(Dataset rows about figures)
_ _ _

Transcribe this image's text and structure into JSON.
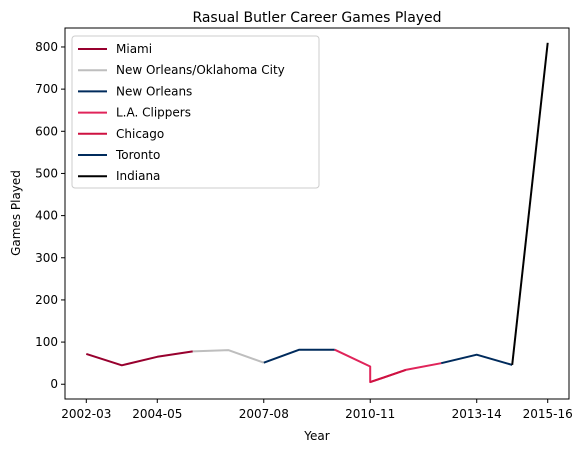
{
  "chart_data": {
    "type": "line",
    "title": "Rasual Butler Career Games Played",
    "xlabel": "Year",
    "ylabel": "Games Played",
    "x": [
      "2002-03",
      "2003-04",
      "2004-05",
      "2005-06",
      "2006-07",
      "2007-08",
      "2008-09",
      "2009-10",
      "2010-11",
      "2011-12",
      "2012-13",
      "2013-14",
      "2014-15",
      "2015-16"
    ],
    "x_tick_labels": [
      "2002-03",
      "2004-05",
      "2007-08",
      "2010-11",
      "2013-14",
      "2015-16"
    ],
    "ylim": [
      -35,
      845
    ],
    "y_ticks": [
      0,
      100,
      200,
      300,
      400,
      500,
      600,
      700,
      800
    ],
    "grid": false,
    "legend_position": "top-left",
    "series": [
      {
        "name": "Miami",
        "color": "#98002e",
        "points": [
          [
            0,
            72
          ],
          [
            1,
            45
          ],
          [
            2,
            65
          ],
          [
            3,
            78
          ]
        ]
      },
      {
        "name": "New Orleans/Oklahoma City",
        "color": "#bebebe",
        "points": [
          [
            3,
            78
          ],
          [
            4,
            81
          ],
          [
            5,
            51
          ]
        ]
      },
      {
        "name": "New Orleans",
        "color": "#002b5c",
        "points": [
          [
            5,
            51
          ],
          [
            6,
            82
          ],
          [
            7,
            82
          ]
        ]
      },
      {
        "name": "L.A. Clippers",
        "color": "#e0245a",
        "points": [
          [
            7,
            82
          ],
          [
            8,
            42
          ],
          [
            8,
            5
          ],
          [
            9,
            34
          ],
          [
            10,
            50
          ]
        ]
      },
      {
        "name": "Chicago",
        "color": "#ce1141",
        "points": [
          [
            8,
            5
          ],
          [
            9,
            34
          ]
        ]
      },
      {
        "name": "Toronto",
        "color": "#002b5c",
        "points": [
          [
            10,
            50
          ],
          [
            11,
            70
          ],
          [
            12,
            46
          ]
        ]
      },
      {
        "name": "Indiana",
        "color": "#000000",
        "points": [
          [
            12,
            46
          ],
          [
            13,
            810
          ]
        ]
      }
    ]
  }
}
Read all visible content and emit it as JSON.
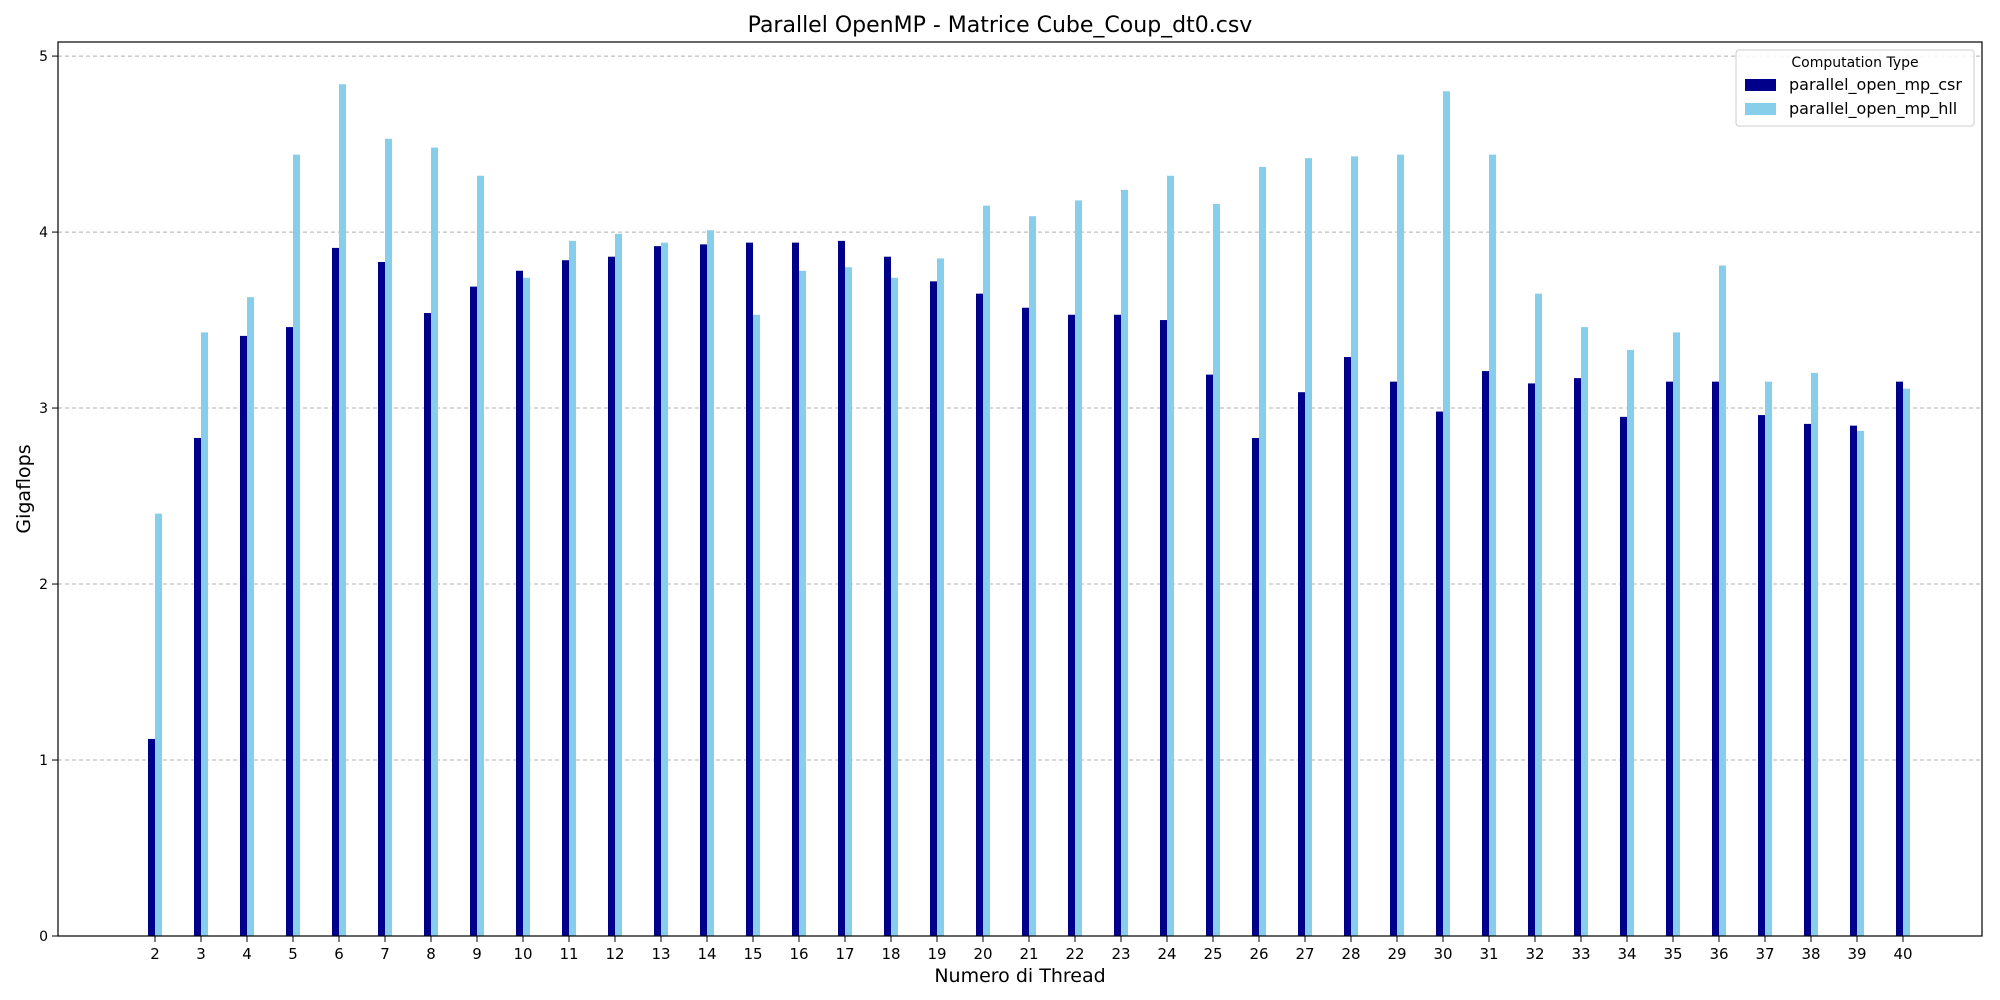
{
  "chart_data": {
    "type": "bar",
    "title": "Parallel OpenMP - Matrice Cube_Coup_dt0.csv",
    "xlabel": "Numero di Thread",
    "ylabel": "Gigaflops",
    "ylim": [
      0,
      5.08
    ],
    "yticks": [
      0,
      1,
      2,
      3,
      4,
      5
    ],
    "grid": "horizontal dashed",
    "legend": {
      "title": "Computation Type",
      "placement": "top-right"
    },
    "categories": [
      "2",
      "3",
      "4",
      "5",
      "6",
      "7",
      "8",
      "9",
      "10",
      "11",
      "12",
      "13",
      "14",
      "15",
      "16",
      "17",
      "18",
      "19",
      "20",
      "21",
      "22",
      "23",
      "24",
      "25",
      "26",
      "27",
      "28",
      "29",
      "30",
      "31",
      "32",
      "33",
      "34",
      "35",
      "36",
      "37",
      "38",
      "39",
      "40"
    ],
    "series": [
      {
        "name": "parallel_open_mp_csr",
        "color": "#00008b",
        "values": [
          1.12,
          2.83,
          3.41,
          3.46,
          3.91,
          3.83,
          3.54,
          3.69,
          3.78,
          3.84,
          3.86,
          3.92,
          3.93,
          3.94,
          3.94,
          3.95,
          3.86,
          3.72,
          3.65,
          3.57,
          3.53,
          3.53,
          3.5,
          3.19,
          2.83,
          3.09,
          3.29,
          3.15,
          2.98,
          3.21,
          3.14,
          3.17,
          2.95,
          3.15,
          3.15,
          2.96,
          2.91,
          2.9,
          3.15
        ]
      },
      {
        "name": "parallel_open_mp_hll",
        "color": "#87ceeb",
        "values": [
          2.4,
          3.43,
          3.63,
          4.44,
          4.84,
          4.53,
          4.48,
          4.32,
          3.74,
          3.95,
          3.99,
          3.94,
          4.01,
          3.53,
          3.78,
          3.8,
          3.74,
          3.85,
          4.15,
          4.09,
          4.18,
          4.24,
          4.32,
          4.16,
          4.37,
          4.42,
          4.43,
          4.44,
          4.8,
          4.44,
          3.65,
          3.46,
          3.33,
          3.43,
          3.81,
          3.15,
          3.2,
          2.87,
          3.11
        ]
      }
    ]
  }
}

_ _ _

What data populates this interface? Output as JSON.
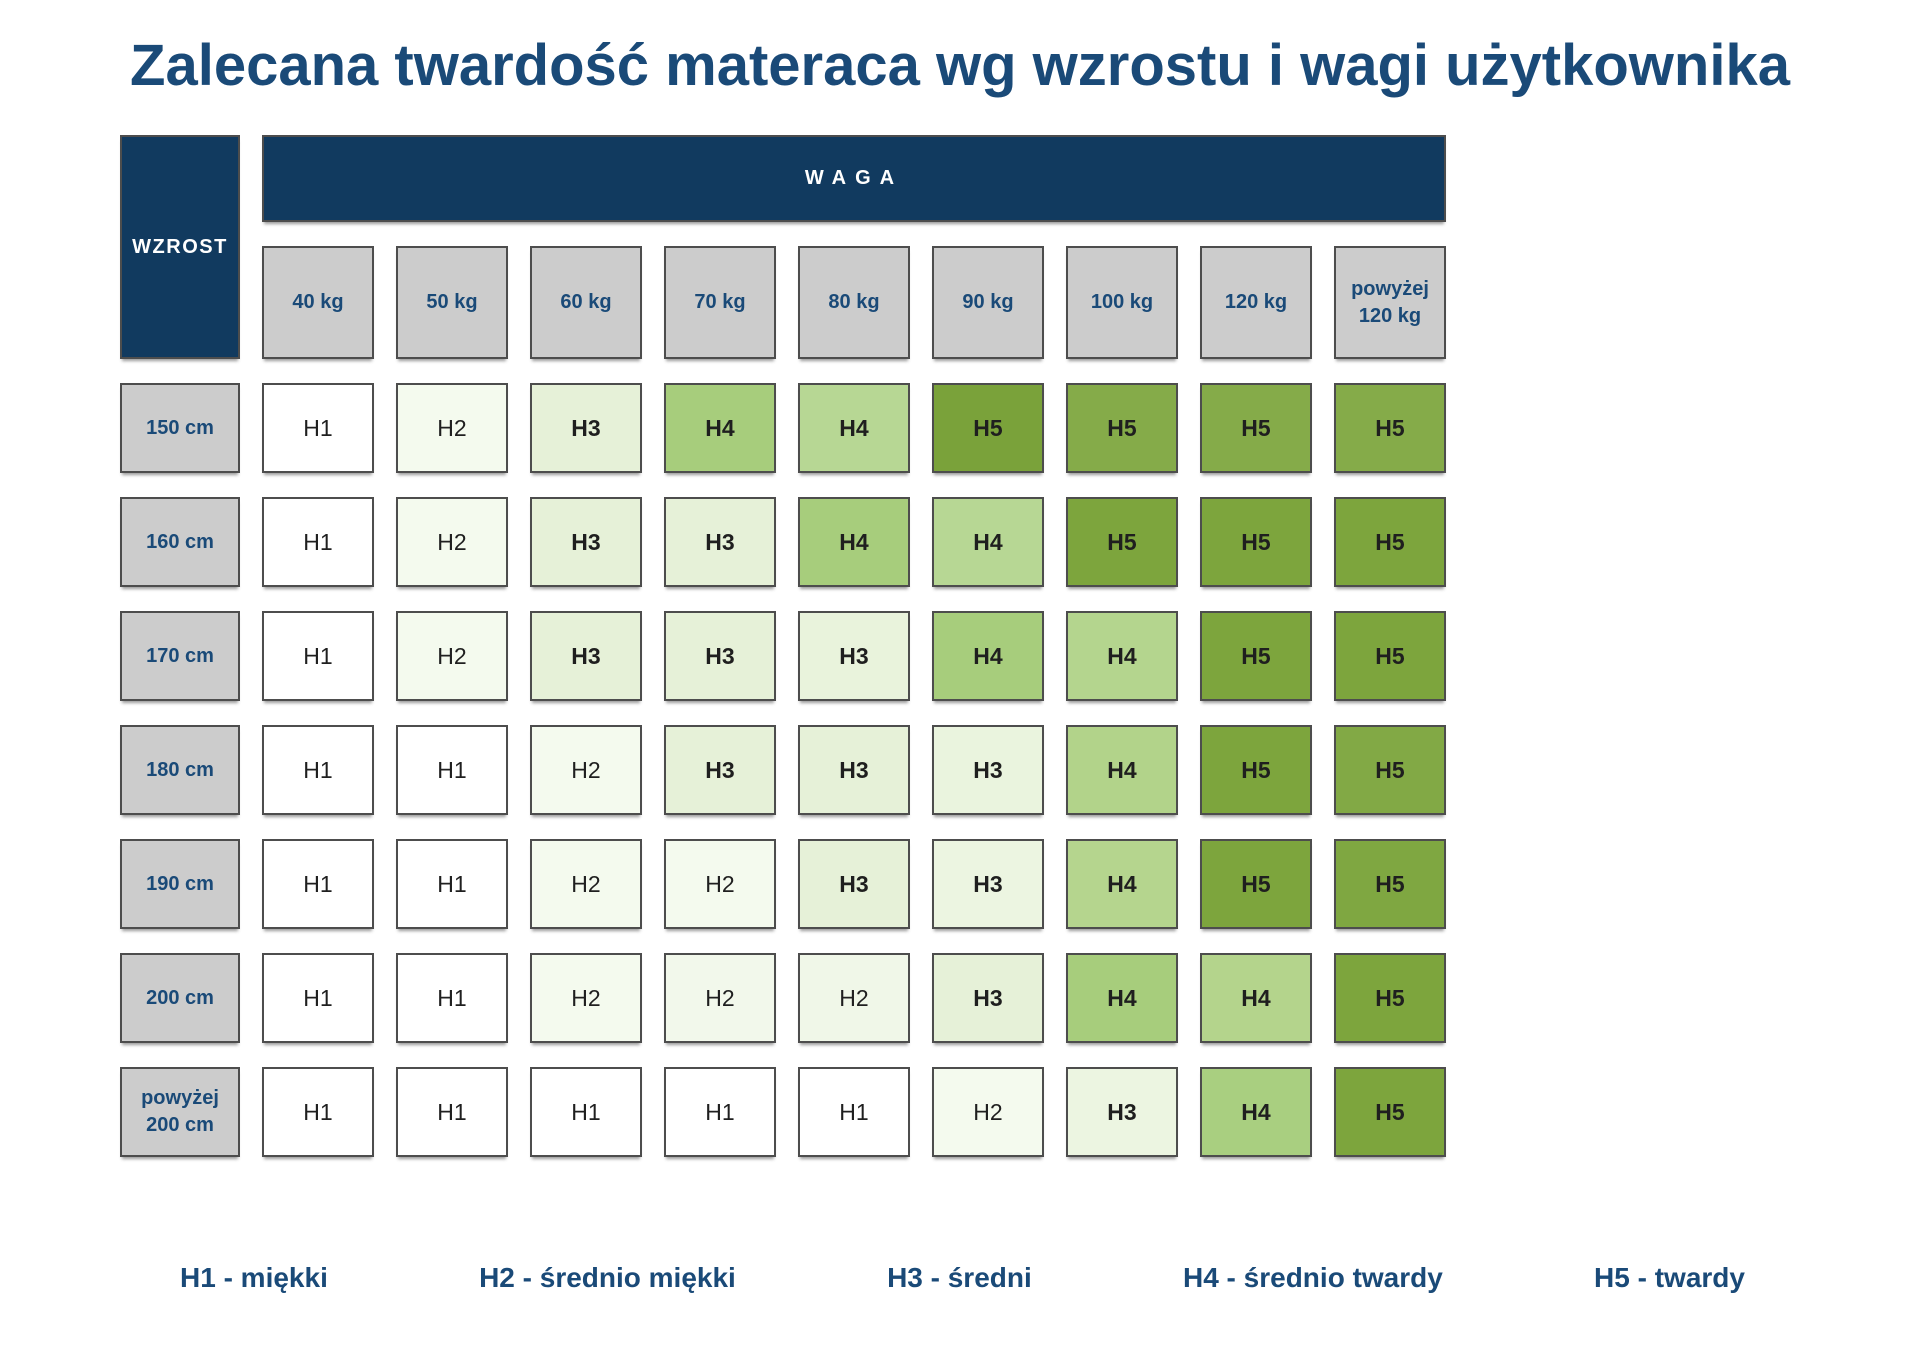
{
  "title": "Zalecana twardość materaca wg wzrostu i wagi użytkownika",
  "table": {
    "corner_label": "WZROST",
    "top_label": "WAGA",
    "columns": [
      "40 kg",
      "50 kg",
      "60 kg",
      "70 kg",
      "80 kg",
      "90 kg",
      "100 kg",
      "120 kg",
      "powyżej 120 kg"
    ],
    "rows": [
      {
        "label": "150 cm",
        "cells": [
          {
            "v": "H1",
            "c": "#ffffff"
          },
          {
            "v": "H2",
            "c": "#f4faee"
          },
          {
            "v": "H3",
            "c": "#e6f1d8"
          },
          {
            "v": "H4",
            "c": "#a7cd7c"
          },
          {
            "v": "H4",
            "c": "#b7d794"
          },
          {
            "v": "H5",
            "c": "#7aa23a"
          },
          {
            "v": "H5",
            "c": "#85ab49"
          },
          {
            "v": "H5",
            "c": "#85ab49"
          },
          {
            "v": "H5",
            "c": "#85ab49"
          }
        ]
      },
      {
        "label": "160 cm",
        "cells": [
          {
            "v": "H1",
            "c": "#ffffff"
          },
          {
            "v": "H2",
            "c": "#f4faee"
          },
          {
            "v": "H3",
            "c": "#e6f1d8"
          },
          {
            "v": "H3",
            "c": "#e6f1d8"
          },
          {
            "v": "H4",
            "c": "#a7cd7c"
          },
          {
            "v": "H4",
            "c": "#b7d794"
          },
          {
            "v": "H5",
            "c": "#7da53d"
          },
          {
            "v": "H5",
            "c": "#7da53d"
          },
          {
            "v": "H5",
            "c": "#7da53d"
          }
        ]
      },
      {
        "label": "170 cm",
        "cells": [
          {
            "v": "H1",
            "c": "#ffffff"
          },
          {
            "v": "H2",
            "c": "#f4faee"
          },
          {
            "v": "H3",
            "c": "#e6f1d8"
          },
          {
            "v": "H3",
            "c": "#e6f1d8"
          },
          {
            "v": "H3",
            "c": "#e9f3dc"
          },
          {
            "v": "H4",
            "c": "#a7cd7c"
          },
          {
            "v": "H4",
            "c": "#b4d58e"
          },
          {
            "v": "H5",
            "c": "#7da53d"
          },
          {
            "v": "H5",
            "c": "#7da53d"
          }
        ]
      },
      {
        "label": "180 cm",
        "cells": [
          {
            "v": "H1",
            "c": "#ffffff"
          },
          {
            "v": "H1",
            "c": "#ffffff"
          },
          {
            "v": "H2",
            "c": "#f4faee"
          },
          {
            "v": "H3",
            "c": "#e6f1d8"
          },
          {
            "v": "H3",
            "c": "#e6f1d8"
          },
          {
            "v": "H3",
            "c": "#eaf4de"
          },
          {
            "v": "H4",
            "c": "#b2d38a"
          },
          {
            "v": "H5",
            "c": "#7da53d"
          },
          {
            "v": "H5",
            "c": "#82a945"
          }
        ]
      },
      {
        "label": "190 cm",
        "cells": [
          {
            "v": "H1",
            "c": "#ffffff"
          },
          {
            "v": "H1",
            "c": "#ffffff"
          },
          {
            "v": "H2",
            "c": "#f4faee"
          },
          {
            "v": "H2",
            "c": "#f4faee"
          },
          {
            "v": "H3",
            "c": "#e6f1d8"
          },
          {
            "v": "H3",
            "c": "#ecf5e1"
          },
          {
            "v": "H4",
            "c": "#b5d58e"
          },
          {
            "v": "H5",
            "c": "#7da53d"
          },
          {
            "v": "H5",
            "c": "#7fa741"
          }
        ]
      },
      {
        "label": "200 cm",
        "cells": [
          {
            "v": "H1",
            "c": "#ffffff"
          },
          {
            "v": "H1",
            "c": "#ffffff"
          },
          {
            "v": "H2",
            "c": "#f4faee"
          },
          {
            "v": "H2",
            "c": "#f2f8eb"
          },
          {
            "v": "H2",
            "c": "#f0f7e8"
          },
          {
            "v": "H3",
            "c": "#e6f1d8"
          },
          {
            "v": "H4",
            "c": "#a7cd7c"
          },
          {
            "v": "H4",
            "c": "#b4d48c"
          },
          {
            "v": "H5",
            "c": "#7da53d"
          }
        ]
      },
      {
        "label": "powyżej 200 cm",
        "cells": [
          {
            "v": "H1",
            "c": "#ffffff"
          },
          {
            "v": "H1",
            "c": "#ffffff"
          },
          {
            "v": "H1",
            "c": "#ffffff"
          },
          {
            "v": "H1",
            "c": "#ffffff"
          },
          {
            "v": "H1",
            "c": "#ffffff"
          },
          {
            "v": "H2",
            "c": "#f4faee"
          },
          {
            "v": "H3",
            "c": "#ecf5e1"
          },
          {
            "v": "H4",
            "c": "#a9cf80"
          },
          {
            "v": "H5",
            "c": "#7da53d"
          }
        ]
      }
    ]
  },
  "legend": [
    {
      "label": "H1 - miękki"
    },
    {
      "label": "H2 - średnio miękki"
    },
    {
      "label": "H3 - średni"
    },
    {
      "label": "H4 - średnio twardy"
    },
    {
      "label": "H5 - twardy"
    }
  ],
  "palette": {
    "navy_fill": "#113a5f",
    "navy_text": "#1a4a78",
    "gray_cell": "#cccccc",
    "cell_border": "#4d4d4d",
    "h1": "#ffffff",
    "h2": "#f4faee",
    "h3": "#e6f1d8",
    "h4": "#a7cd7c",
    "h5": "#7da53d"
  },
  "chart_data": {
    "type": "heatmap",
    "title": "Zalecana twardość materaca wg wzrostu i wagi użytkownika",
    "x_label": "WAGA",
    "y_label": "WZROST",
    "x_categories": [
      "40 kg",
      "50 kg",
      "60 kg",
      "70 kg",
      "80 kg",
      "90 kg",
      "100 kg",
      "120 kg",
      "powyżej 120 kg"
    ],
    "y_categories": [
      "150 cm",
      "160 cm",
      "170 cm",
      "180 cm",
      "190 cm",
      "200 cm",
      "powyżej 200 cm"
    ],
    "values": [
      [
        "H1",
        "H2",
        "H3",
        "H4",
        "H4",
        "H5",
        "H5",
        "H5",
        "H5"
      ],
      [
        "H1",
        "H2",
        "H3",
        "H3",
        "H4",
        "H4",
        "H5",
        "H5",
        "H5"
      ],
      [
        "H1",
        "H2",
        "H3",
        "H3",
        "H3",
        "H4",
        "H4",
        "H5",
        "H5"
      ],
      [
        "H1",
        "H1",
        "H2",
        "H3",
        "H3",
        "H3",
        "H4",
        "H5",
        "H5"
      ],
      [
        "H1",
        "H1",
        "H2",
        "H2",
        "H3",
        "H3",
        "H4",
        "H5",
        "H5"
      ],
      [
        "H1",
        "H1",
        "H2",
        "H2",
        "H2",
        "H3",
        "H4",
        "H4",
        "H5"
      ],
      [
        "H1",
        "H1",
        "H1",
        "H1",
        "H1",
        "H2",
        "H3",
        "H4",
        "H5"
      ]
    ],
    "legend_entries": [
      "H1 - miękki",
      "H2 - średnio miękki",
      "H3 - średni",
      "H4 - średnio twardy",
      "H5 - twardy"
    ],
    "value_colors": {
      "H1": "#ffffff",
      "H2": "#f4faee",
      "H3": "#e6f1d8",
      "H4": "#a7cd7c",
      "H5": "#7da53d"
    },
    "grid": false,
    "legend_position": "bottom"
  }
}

_ _ _

== EXERCISE REQUIREMENTS ==
Lines that hold "wagi" are the ones to copy; find all of them.

== ANSWER TO THIS PROBLEM ==
  "title": "Zalecana twardość materaca wg wzrostu i wagi użytkownika",
    "title": "Zalecana twardość materaca wg wzrostu i wagi użytkownika",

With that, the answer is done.